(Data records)

>>

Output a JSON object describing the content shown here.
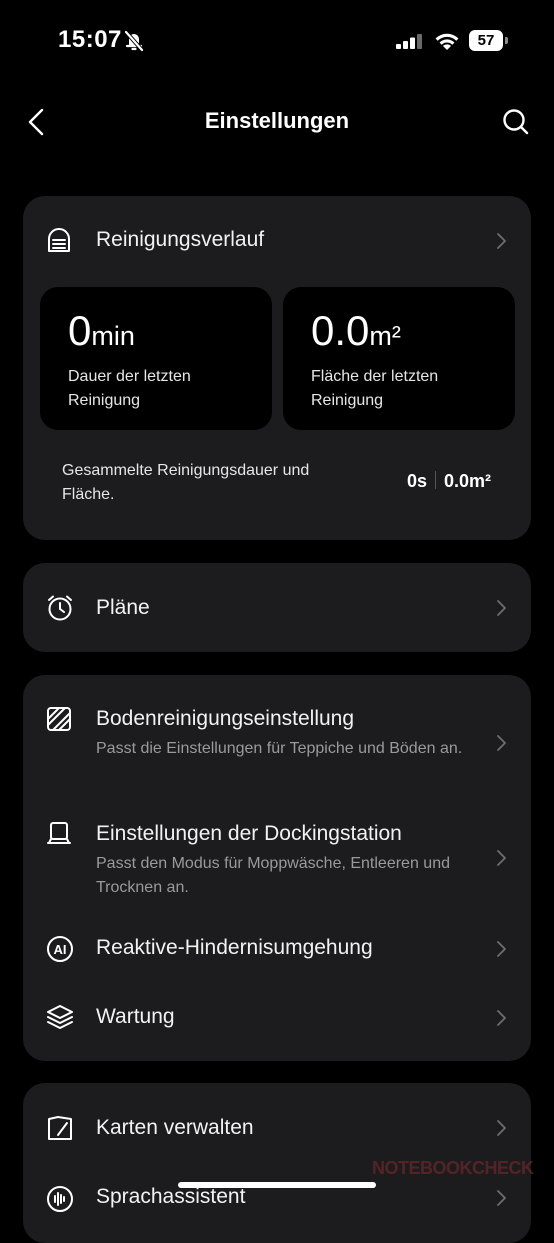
{
  "status_bar": {
    "time": "15:07",
    "battery": "57"
  },
  "header": {
    "title": "Einstellungen"
  },
  "history": {
    "label": "Reinigungsverlauf",
    "last_duration": {
      "value": "0",
      "unit": "min",
      "label": "Dauer der letzten Reinigung"
    },
    "last_area": {
      "value": "0.0",
      "unit": "m²",
      "label": "Fläche der letzten Reinigung"
    },
    "total": {
      "label": "Gesammelte Reinigungsdauer und Fläche.",
      "duration": "0s",
      "area": "0.0m²"
    }
  },
  "schedules": {
    "label": "Pläne"
  },
  "settings": {
    "floor": {
      "label": "Bodenreinigungseinstellung",
      "desc": "Passt die Einstellungen für Teppiche und Böden an."
    },
    "dock": {
      "label": "Einstellungen der Dockingstation",
      "desc": "Passt den Modus für Moppwäsche, Entleeren und Trocknen an."
    },
    "obstacle": {
      "label": "Reaktive-Hindernisumgehung",
      "icon_text": "AI"
    },
    "maintenance": {
      "label": "Wartung"
    }
  },
  "maps": {
    "label": "Karten verwalten"
  },
  "voice": {
    "label": "Sprachassistent"
  },
  "watermark": "NOTEBOOKCHECK"
}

<<

• [JOB]: Collect each line above holding the string "label".

• [FINAL ANSWER]:
    "label": "Reinigungsverlauf",
      "label": "Dauer der letzten Reinigung"
      "label": "Fläche der letzten Reinigung"
      "label": "Gesammelte Reinigungsdauer und Fläche.",
    "label": "Pläne"
      "label": "Bodenreinigungseinstellung",
      "label": "Einstellungen der Dockingstation",
      "label": "Reaktive-Hindernisumgehung",
      "label": "Wartung"
    "label": "Karten verwalten"
    "label": "Sprachassistent"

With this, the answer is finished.